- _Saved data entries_
..........
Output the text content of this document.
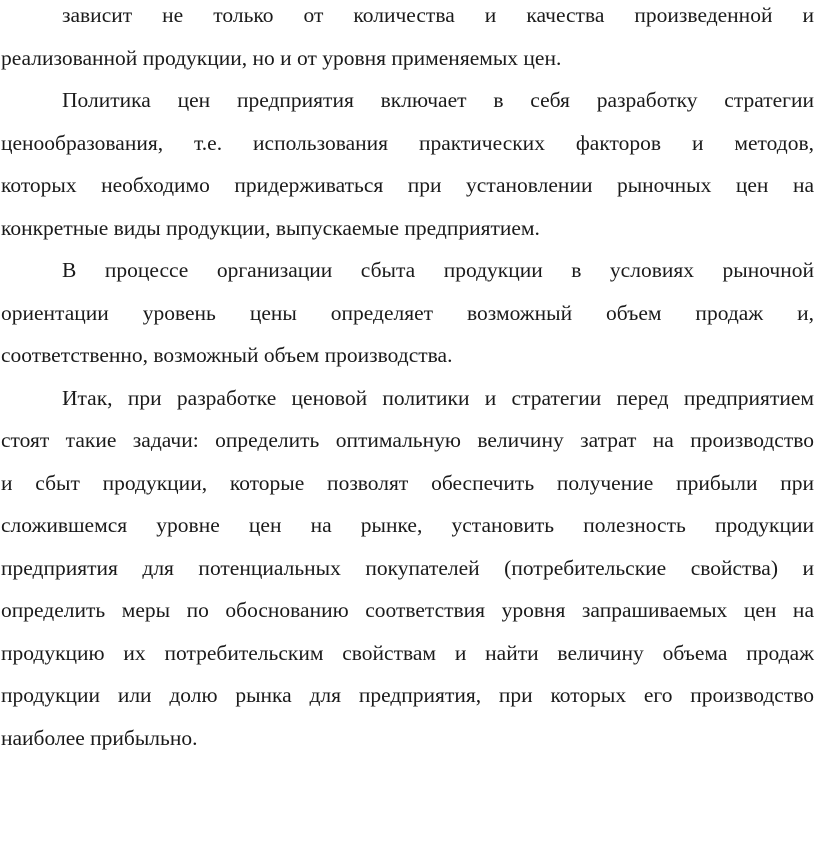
зависит не только от количества и качества произведенной и
реализованной продукции, но и от уровня применяемых цен.
Политика цен предприятия включает в себя разработку стратегии
ценообразования, т.е. использования практических факторов и методов,
которых необходимо придерживаться при установлении рыночных цен на
конкретные виды продукции, выпускаемые предприятием.
В процессе организации сбыта продукции в условиях рыночной
ориентации уровень цены определяет возможный объем продаж и,
соответственно, возможный объем производства.
Итак, при разработке ценовой политики и стратегии перед предприятием
стоят такие задачи: определить оптимальную величину затрат на производство
и сбыт продукции, которые позволят обеспечить получение прибыли при
сложившемся уровне цен на рынке, установить полезность продукции
предприятия для потенциальных покупателей (потребительские свойства) и
определить меры по обоснованию соответствия уровня запрашиваемых цен на
продукцию их потребительским свойствам и найти величину объема продаж
продукции или долю рынка для предприятия, при которых его производство
наиболее прибыльно.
..........
Check each line of the records above for "величину", and copy those that have it.

- _Task response_
стоят такие задачи: определить оптимальную величину затрат на производство
продукцию их потребительским свойствам и найти величину объема продаж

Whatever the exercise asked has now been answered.